§ Your objective: Identify each line below that contains the word "Plin", and copy it out.

§ Records provided:
----------------------------------------

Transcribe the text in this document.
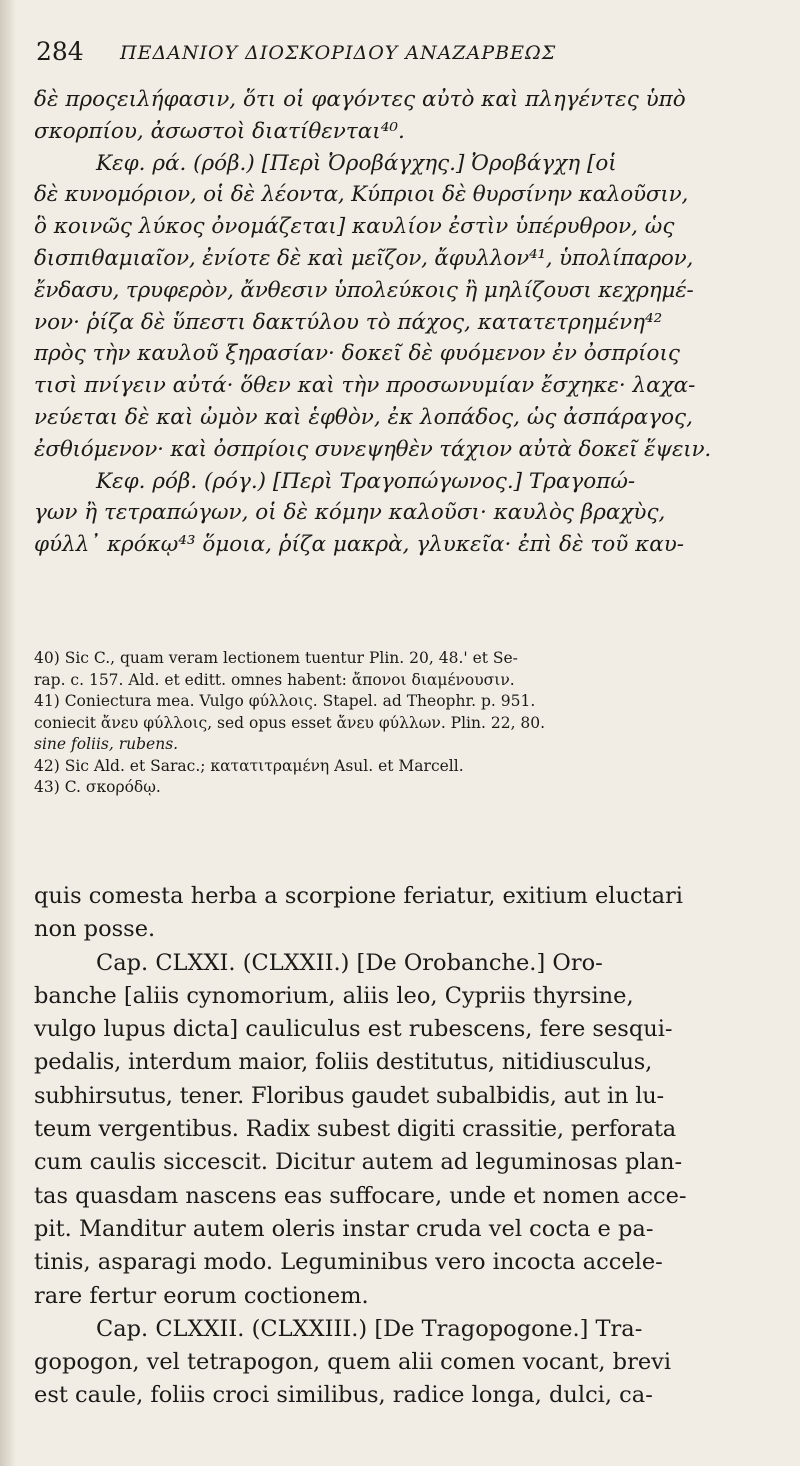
284 ΠΕΔΑΝΙΟΥ ΔΙΟΣΚΟΡΙΔΟΥ ΑΝΑΖΑΡΒΕΩΣ
δὲ προςειλήφασιν, ὅτι οἱ φαγόντες αὐτὸ καὶ πληγέντες ὑπὸ
σκορπίου, ἀσωστοὶ διατίθενται⁴⁰.
Κεφ. ρά. (ρόβ.) [Περὶ Ὀροβάγχης.] Ὀροβάγχη [οἱ
δὲ κυνομόριον, οἱ δὲ λέοντα, Κύπριοι δὲ θυρσίνην καλοῦσιν,
ὃ κοινῶς λύκος ὀνομάζεται] καυλίον ἐστὶν ὑπέρυθρον, ὡς
δισπιθαμιαῖον, ἐνίοτε δὲ καὶ μεῖζον, ἄφυλλον⁴¹, ὑπολίπαρον,
ἔνδασυ, τρυφερὸν, ἄνθεσιν ὑπολεύκοις ἢ μηλίζουσι κεχρημέ-
νον· ῥίζα δὲ ὕπεστι δακτύλου τὸ πάχος, κατατετρημένη⁴²
πρὸς τὴν καυλοῦ ξηρασίαν· δοκεῖ δὲ φυόμενον ἐν ὀσπρίοις
τισὶ πνίγειν αὐτά· ὅθεν καὶ τὴν προσωνυμίαν ἔσχηκε· λαχα-
νεύεται δὲ καὶ ὠμὸν καὶ ἑφθὸν, ἐκ λοπάδος, ὡς ἀσπάραγος,
ἐσθιόμενον· καὶ ὀσπρίοις συνεψηθὲν τάχιον αὐτὰ δοκεῖ ἕψειν.
Κεφ. ρόβ. (ρόγ.) [Περὶ Τραγοπώγωνος.] Τραγοπώ-
γων ἢ τετραπώγων, οἱ δὲ κόμην καλοῦσι· καυλὸς βραχὺς,
φύλλ᾽ κρόκῳ⁴³ ὅμοια, ῥίζα μακρὰ, γλυκεῖα· ἐπὶ δὲ τοῦ καυ-
40) Sic C., quam veram lectionem tuentur Plin. 20, 48.' et Se-
rap. c. 157. Ald. et editt. omnes habent: ἄπονοι διαμένουσιν.
41) Coniectura mea. Vulgo φύλλοις. Stapel. ad Theophr. p. 951.
coniecit ἄνευ φύλλοις, sed opus esset ἄνευ φύλλων. Plin. 22, 80.
sine foliis, rubens.
42) Sic Ald. et Sarac.; κατατιτραμένη Asul. et Marcell.
43) C. σκορόδῳ.
quis comesta herba a scorpione feriatur, exitium eluctari
non posse.
Cap. CLXXI. (CLXXII.) [De Orobanche.] Oro-
banche [aliis cynomorium, aliis leo, Cypriis thyrsine,
vulgo lupus dicta] cauliculus est rubescens, fere sesqui-
pedalis, interdum maior, foliis destitutus, nitidiusculus,
subhirsutus, tener. Floribus gaudet subalbidis, aut in lu-
teum vergentibus. Radix subest digiti crassitie, perforata
cum caulis siccescit. Dicitur autem ad leguminosas plan-
tas quasdam nascens eas suffocare, unde et nomen acce-
pit. Manditur autem oleris instar cruda vel cocta e pa-
tinis, asparagi modo. Leguminibus vero incocta accele-
rare fertur eorum coctionem.
Cap. CLXXII. (CLXXIII.) [De Tragopogone.] Tra-
gopogon, vel tetrapogon, quem alii comen vocant, brevi
est caule, foliis croci similibus, radice longa, dulci, ca-
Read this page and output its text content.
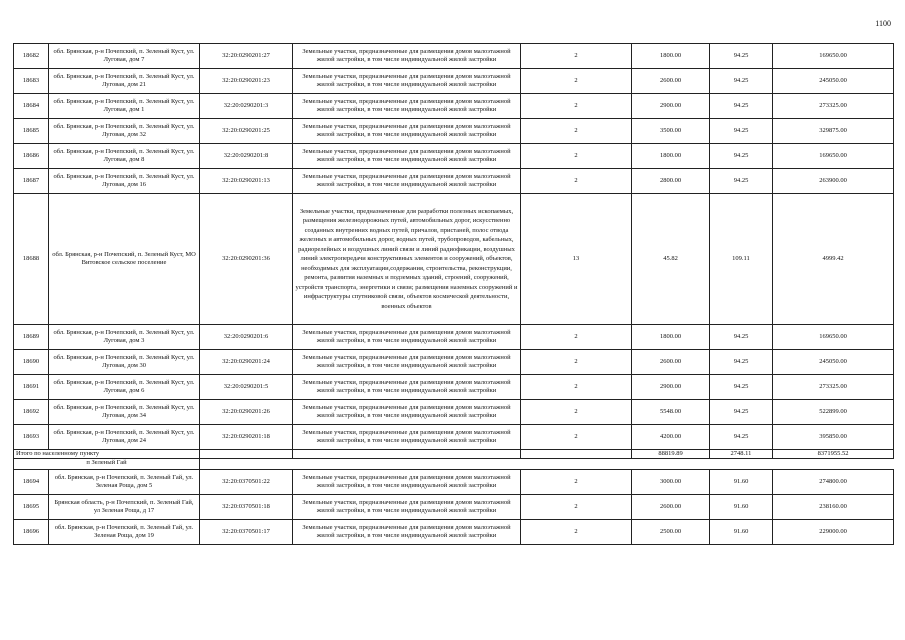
1100
18682	обл. Брянская, р-н Почепский, п. Зеленый Куст, ул. Луговая, дом 7	32:20:0290201:27	Земельные участки, предназначенные для размещения домов малоэтажной жилой застройки, в том числе индивидуальной жилой застройки	2	1800.00	94.25	169650.00
18683	обл. Брянская, р-н Почепский, п. Зеленый Куст, ул. Луговая, дом 21	32:20:0290201:23	Земельные участки, предназначенные для размещения домов малоэтажной жилой застройки, в том числе индивидуальной жилой застройки	2	2600.00	94.25	245050.00
18684	обл. Брянская, р-н Почепский, п. Зеленый Куст, ул. Луговая, дом 1	32:20:0290201:3	Земельные участки, предназначенные для размещения домов малоэтажной жилой застройки, в том числе индивидуальной жилой застройки	2	2900.00	94.25	273325.00
18685	обл. Брянская, р-н Почепский, п. Зеленый Куст, ул. Луговая, дом 32	32:20:0290201:25	Земельные участки, предназначенные для размещения домов малоэтажной жилой застройки, в том числе индивидуальной жилой застройки	2	3500.00	94.25	329875.00
18686	обл. Брянская, р-н Почепский, п. Зеленый Куст, ул. Луговая, дом 8	32:20:0290201:8	Земельные участки, предназначенные для размещения домов малоэтажной жилой застройки, в том числе индивидуальной жилой застройки	2	1800.00	94.25	169650.00
18687	обл. Брянская, р-н Почепский, п. Зеленый Куст, ул. Луговая, дом 16	32:20:0290201:13	Земельные участки, предназначенные для размещения домов малоэтажной жилой застройки, в том числе индивидуальной жилой застройки	2	2800.00	94.25	263900.00
18688	обл. Брянская, р-н Почепский, п. Зеленый Куст, МО Витовское сельское поселение	32:20:0290201:36	Земельные участки, предназначенные для разработки полезных ископаемых, размещения железнодорожных путей, автомобильных дорог, искусственно созданных внутренних водных путей, причалов, пристаней, полос отвода железных и автомобильных дорог, водных путей, трубопроводов, кабельных, радиорелейных и воздушных линий связи и линий радиофикации, воздушных линий электропередачи конструктивных элементов и сооружений, объектов, необходимых для эксплуатации,содержания, строительства, реконструкции, ремонта, развития наземных и подземных зданий, строений, сооружений, устройств транспорта, энергетики и связи; размещения наземных сооружений и инфраструктуры спутниковой связи, объектов космической деятельности, военных объектов	13	45.82	109.11	4999.42
18689	обл. Брянская, р-н Почепский, п. Зеленый Куст, ул. Луговая, дом 3	32:20:0290201:6	Земельные участки, предназначенные для размещения домов малоэтажной жилой застройки, в том числе индивидуальной жилой застройки	2	1800.00	94.25	169650.00
18690	обл. Брянская, р-н Почепский, п. Зеленый Куст, ул. Луговая, дом 30	32:20:0290201:24	Земельные участки, предназначенные для размещения домов малоэтажной жилой застройки, в том числе индивидуальной жилой застройки	2	2600.00	94.25	245050.00
18691	обл. Брянская, р-н Почепский, п. Зеленый Куст, ул. Луговая, дом 6	32:20:0290201:5	Земельные участки, предназначенные для размещения домов малоэтажной жилой застройки, в том числе индивидуальной жилой застройки	2	2900.00	94.25	273325.00
18692	обл. Брянская, р-н Почепский, п. Зеленый Куст, ул. Луговая, дом 34	32:20:0290201:26	Земельные участки, предназначенные для размещения домов малоэтажной жилой застройки, в том числе индивидуальной жилой застройки	2	5548.00	94.25	522899.00
18693	обл. Брянская, р-н Почепский, п. Зеленый Куст, ул. Луговая, дом 24	32:20:0290201:18	Земельные участки, предназначенные для размещения домов малоэтажной жилой застройки, в том числе индивидуальной жилой застройки	2	4200.00	94.25	395850.00
Итого по населенному пункту					88819.89	2748.11	8371955.52
п Зеленый Гай							
18694	обл. Брянская, р-н Почепский, п. Зеленый Гай, ул. Зеленая Роща, дом 5	32:20:0370501:22	Земельные участки, предназначенные для размещения домов малоэтажной жилой застройки, в том числе индивидуальной жилой застройки	2	3000.00	91.60	274800.00
18695	Брянская область, р-н Почепский, п. Зеленый Гай, ул Зеленая Роща, д 17	32:20:0370501:18	Земельные участки, предназначенные для размещения домов малоэтажной жилой застройки, в том числе индивидуальной жилой застройки	2	2600.00	91.60	238160.00
18696	обл. Брянская, р-н Почепский, п. Зеленый Гай, ул. Зеленая Роща, дом 19	32:20:0370501:17	Земельные участки, предназначенные для размещения домов малоэтажной жилой застройки, в том числе индивидуальной жилой застройки	2	2500.00	91.60	229000.00
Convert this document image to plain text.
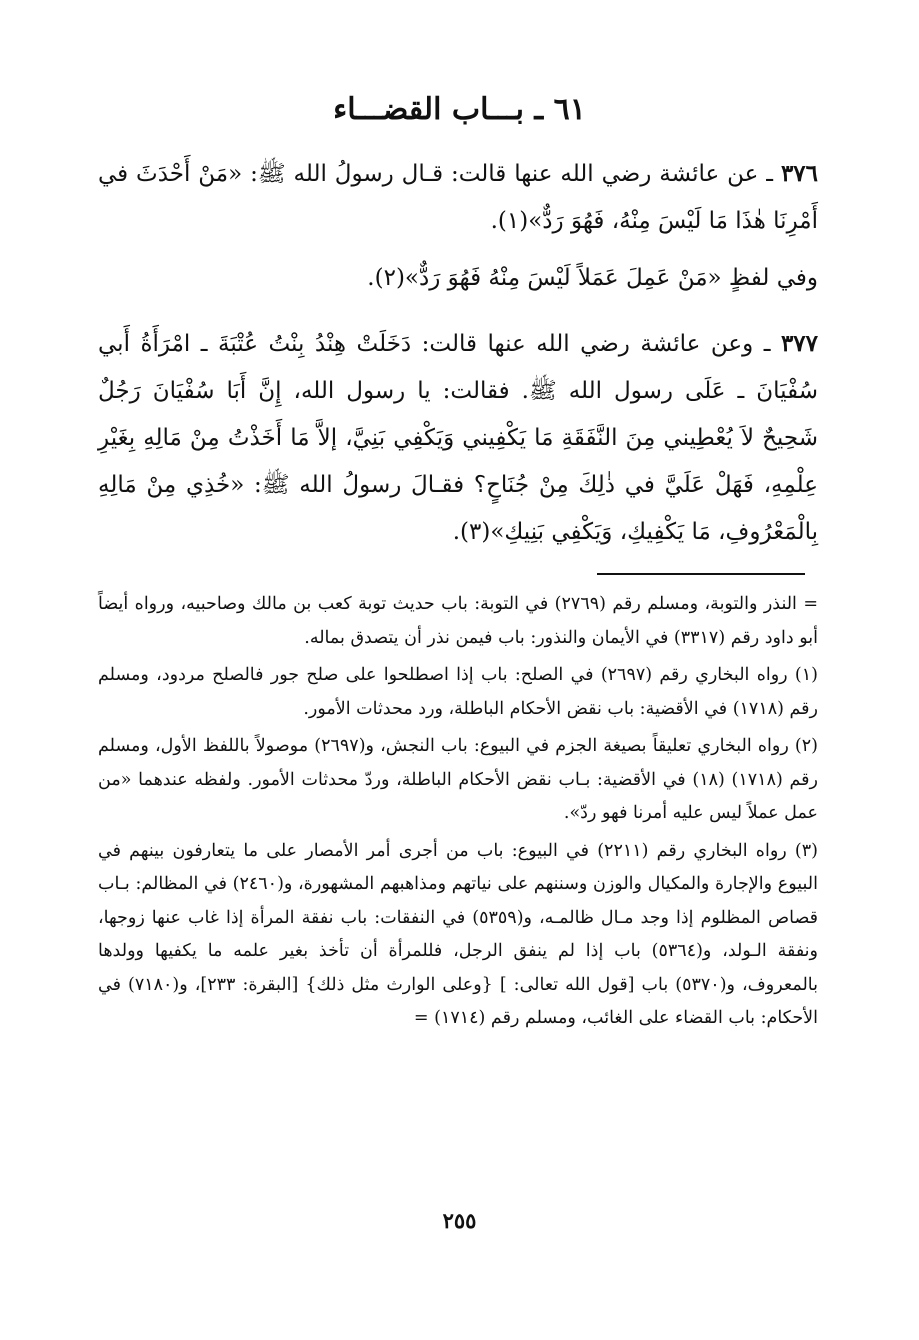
٦١ ـ بـــاب القضـــاء

٣٧٦ ـ عن عائشة رضي الله عنها قالت: قـال رسولُ الله ﷺ: «مَنْ أَحْدَثَ في أَمْرِنَا هٰذَا مَا لَيْسَ مِنْهُ، فَهُوَ رَدٌّ»(١).

وفي لفظٍ «مَنْ عَمِلَ عَمَلاً لَيْسَ مِنْهُ فَهُوَ رَدٌّ»(٢).

٣٧٧ ـ وعن عائشة رضي الله عنها قالت: دَخَلَتْ هِنْدُ بِنْتُ عُتْبَةَ ـ امْرَأَةُ أَبي سُفْيَانَ ـ عَلَى رسول الله ﷺ. فقالت: يا رسول الله، إِنَّ أَبَا سُفْيَانَ رَجُلٌ شَحِيحٌ لاَ يُعْطِيني مِنَ النَّفَقَةِ مَا يَكْفِيني وَيَكْفِي بَنِيَّ، إلاَّ مَا أَخَذْتُ مِنْ مَالِهِ بِغَيْرِ عِلْمِهِ، فَهَلْ عَلَيَّ في ذٰلِكَ مِنْ جُنَاحٍ؟ فقـالَ رسولُ الله ﷺ: «خُذِي مِنْ مَالِهِ بِالْمَعْرُوفِ، مَا يَكْفِيكِ، وَيَكْفِي بَنِيكِ»(٣).

= النذر والتوبة، ومسلم رقم (٢٧٦٩) في التوبة: باب حديث توبة كعب بن مالك وصاحبيه، ورواه أيضاً أبو داود رقم (٣٣١٧) في الأيمان والنذور: باب فيمن نذر أن يتصدق بماله.

(١) رواه البخاري رقم (٢٦٩٧) في الصلح: باب إذا اصطلحوا على صلح جور فالصلح مردود، ومسلم رقم (١٧١٨) في الأقضية: باب نقض الأحكام الباطلة، ورد محدثات الأمور.

(٢) رواه البخاري تعليقاً بصيغة الجزم في البيوع: باب النجش، و(٢٦٩٧) موصولاً باللفظ الأول، ومسلم رقم (١٧١٨) (١٨) في الأقضية: بـاب نقض الأحكام الباطلة، وردّ محدثات الأمور. ولفظه عندهما «من عمل عملاً ليس عليه أمرنا فهو ردّ».

(٣) رواه البخاري رقم (٢٢١١) في البيوع: باب من أجرى أمر الأمصار على ما يتعارفون بينهم في البيوع والإجارة والمكيال والوزن وسننهم على نياتهم ومذاهبهم المشهورة، و(٢٤٦٠) في المظالم: بـاب قصاص المظلوم إذا وجد مـال ظالمـه، و(٥٣٥٩) في النفقات: باب نفقة المرأة إذا غاب عنها زوجها، ونفقة الـولد، و(٥٣٦٤) باب إذا لم ينفق الرجل، فللمرأة أن تأخذ بغير علمه ما يكفيها وولدها بالمعروف، و(٥٣٧٠) باب [قول الله تعالى: ] {وعلى الوارث مثل ذلك} [البقرة: ٢٣٣]، و(٧١٨٠) في الأحكام: باب القضاء على الغائب، ومسلم رقم (١٧١٤) =

٢٥٥
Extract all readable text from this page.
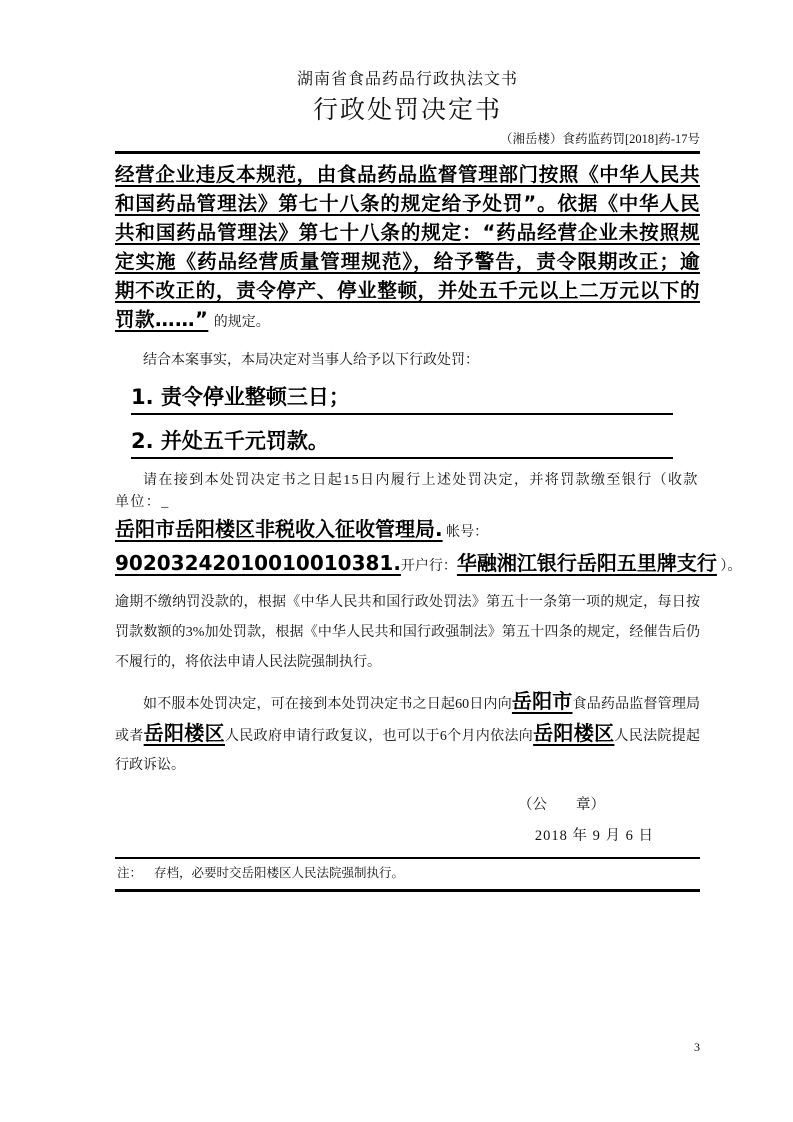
湖南省食品药品行政执法文书
行政处罚决定书
（湘岳楼）食药监药罚[2018]药-17号

经营企业违反本规范，由食品药品监督管理部门按照《中华人民共和国药品管理法》第七十八条的规定给予处罚”。依据《中华人民共和国药品管理法》第七十八条的规定：“药品经营企业未按照规定实施《药品经营质量管理规范》，给予警告，责令限期改正；逾期不改正的，责令停产、停业整顿，并处五千元以上二万元以下的罚款……” 的规定。

结合本案事实，本局决定对当事人给予以下行政处罚：

1. 责令停业整顿三日；
2. 并处五千元罚款。

请在接到本处罚决定书之日起15日内履行上述处罚决定，并将罚款缴至银行（收款单位：_

岳阳市岳阳楼区非税收入征收管理局. 帐号：
90203242010010010381.开户行：华融湘江银行岳阳五里牌支行 ）。

逾期不缴纳罚没款的，根据《中华人民共和国行政处罚法》第五十一条第一项的规定，每日按罚款数额的3%加处罚款，根据《中华人民共和国行政强制法》第五十四条的规定，经催告后仍不履行的，将依法申请人民法院强制执行。

如不服本处罚决定，可在接到本处罚决定书之日起60日内向岳阳市食品药品监督管理局或者岳阳楼区人民政府申请行政复议，也可以于6个月内依法向岳阳楼区人民法院提起行政诉讼。

（公　　章）
2018 年 9 月 6 日
注： 存档，必要时交岳阳楼区人民法院强制执行。
3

----------------------------------------

§ Written answer:
40) Sic C., quam veram lectionem tuentur Plin. 20, 48.' et Se-
coniecit ἄνευ φύλλοις, sed opus esset ἄνευ φύλλων. Plin. 22, 80.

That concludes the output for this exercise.